* **Data excerpts**
+++++

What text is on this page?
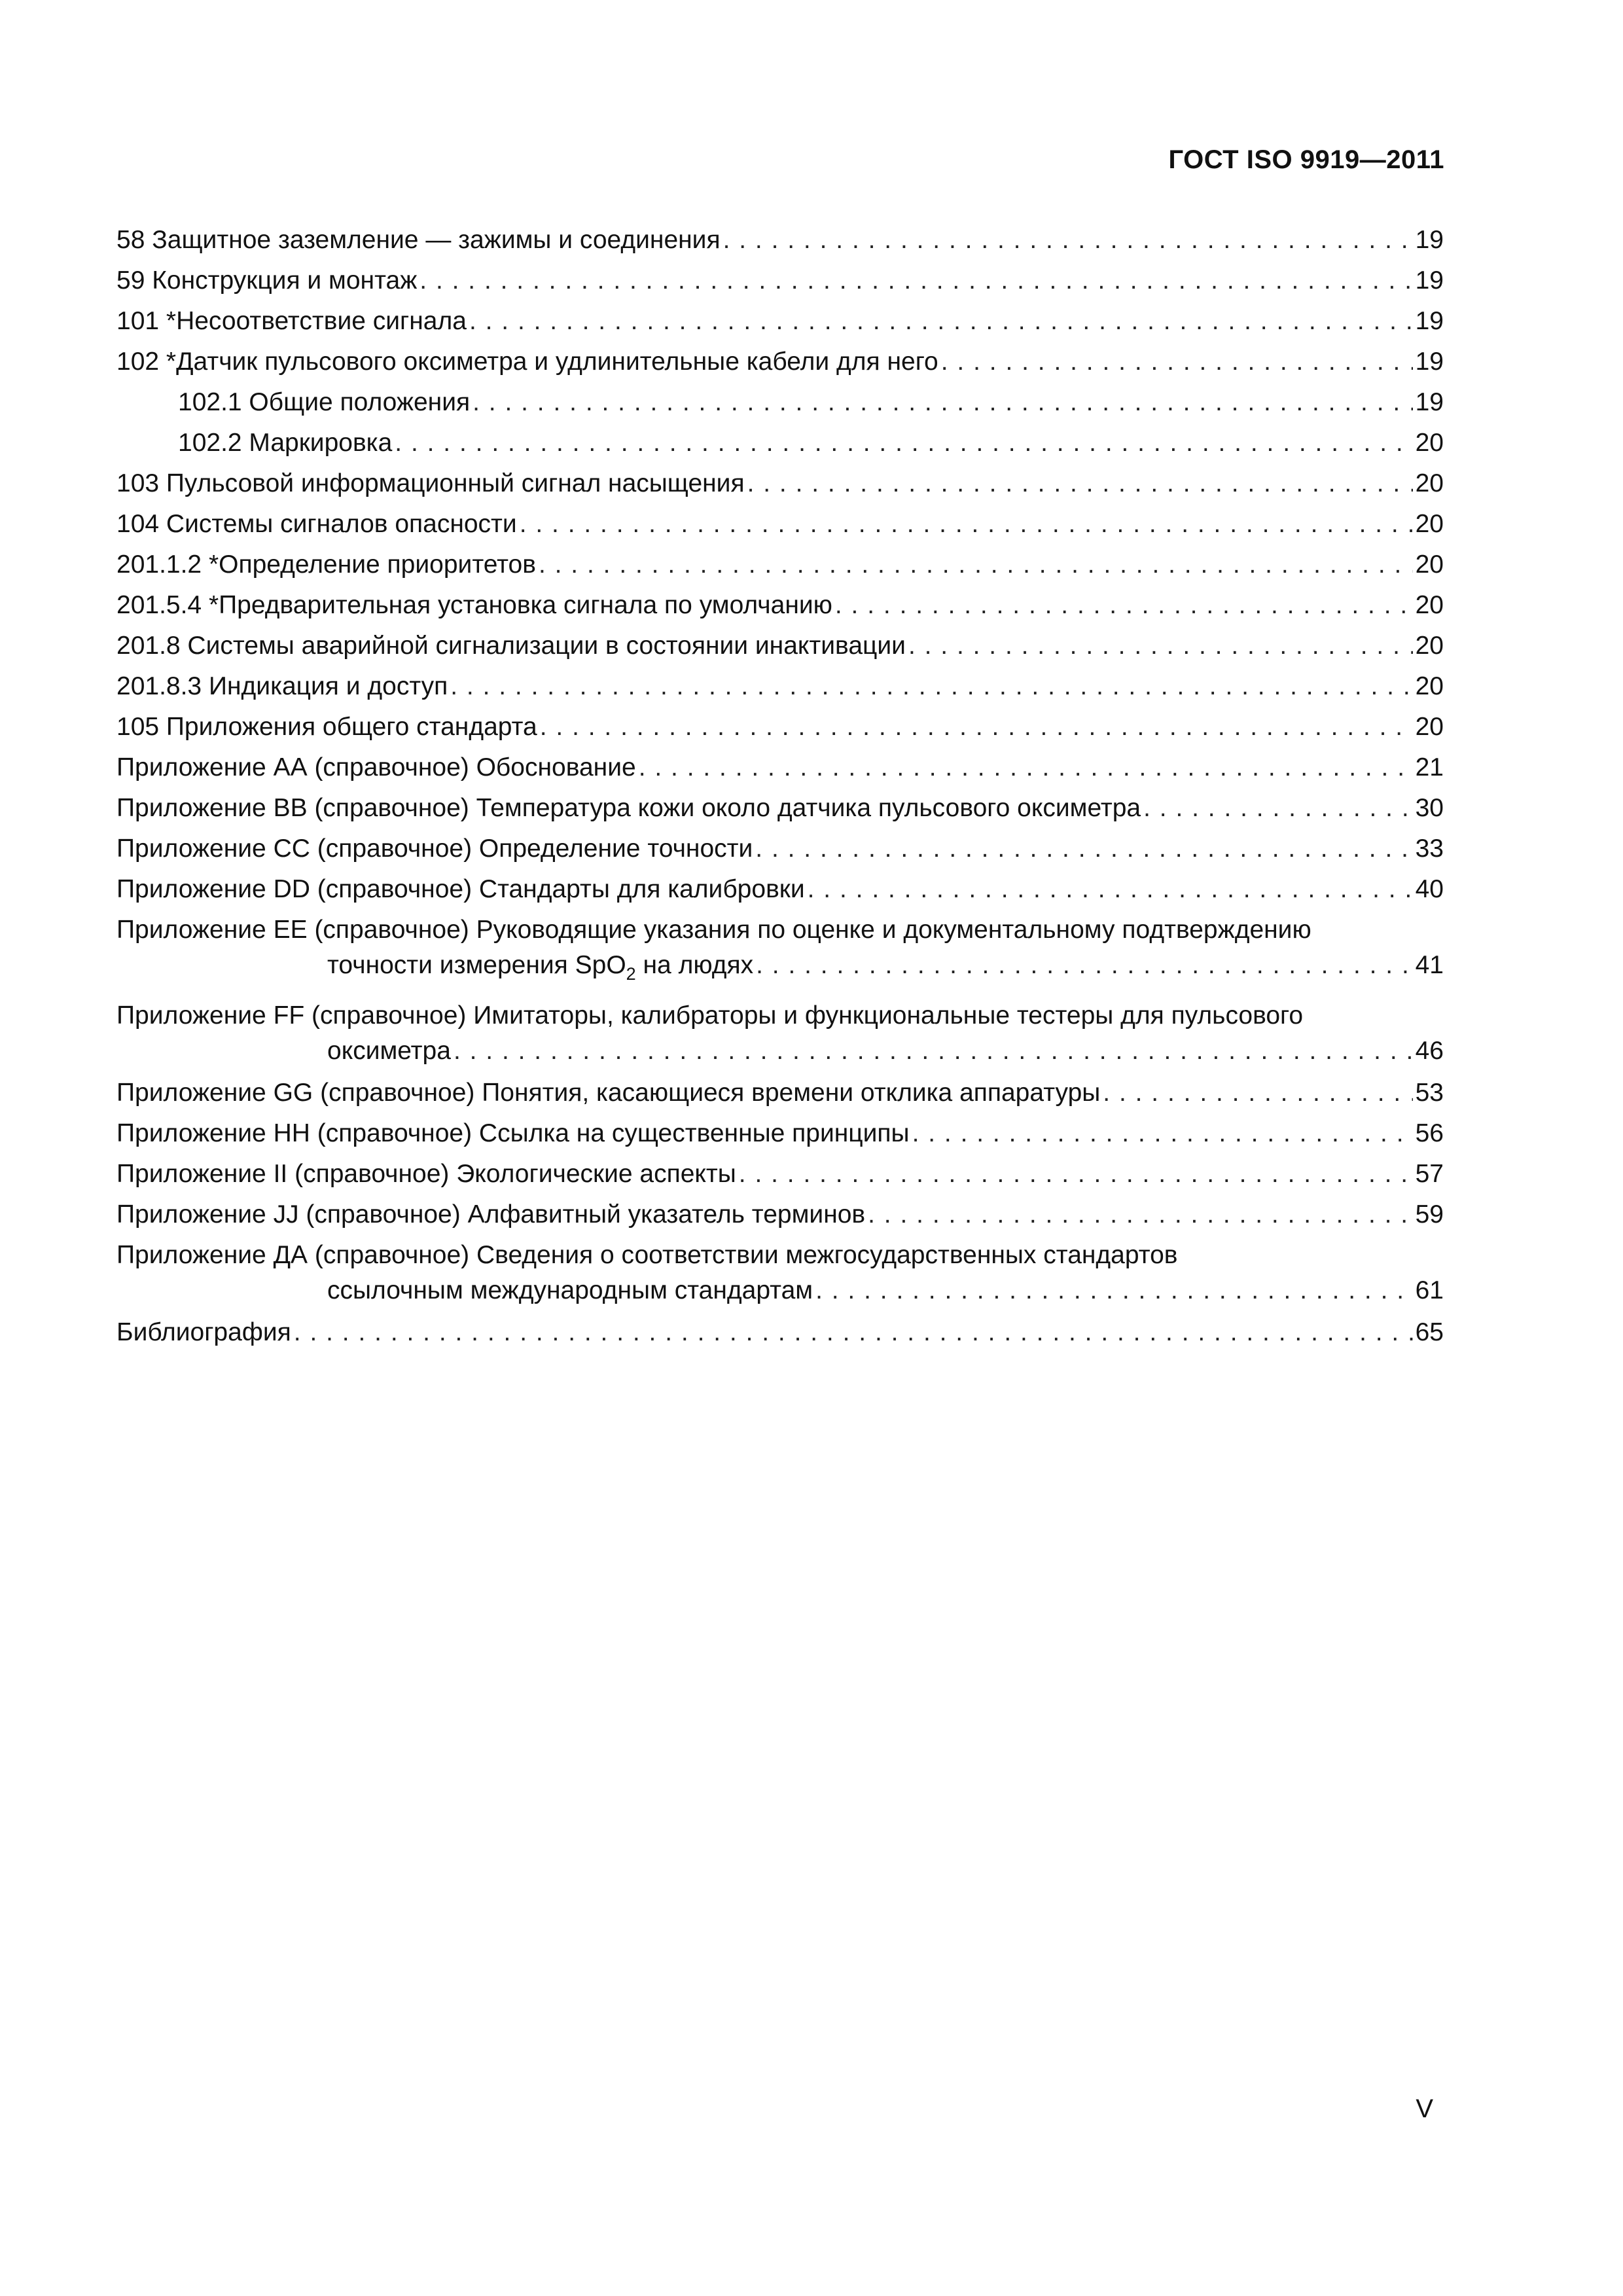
ГОСТ ISO 9919—2011
58 Защитное заземление — зажимы и соединения . . .	19
59 Конструкция и монтаж . . .	19
101 *Несоответствие сигнала . . .	19
102 *Датчик пульсового оксиметра и удлинительные кабели для него . . .	19
102.1 Общие положения . . .	19
102.2 Маркировка . . .	20
103 Пульсовой информационный сигнал насыщения . . .	20
104 Системы сигналов опасности . . .	20
201.1.2 *Определение приоритетов . . .	20
201.5.4 *Предварительная установка сигнала по умолчанию . . .	20
201.8 Системы аварийной сигнализации в состоянии инактивации . . .	20
201.8.3 Индикация и доступ . . .	20
105 Приложения общего стандарта . . .	20
Приложение АА (справочное) Обоснование . . .	21
Приложение ВВ (справочное) Температура кожи около датчика пульсового оксиметра . . .	30
Приложение СС (справочное) Определение точности . . .	33
Приложение DD (справочное) Стандарты для калибровки . . .	40
Приложение ЕЕ (справочное) Руководящие указания по оценке и документальному подтверждению
точности измерения SpO$_2$ на людях . . .	41
Приложение FF (справочное) Имитаторы, калибраторы и функциональные тестеры для пульсового
оксиметра . . .	46
Приложение GG (справочное) Понятия, касающиеся времени отклика аппаратуры . . .	53
Приложение НН (справочное) Ссылка на существенные принципы . . .	56
Приложение II (справочное) Экологические аспекты . . .	57
Приложение JJ (справочное) Алфавитный указатель терминов . . .	59
Приложение ДА (справочное) Сведения о соответствии межгосударственных стандартов
ссылочным международным стандартам . . .	61
Библиография . . .	65
V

+++++

* **What the exercise asks**
Make a list of all lines in the data that contain "Системы".

* **Exercise response**
104 Системы сигналов опасности . . .	20
201.8 Системы аварийной сигнализации в состоянии инактивации . . .	20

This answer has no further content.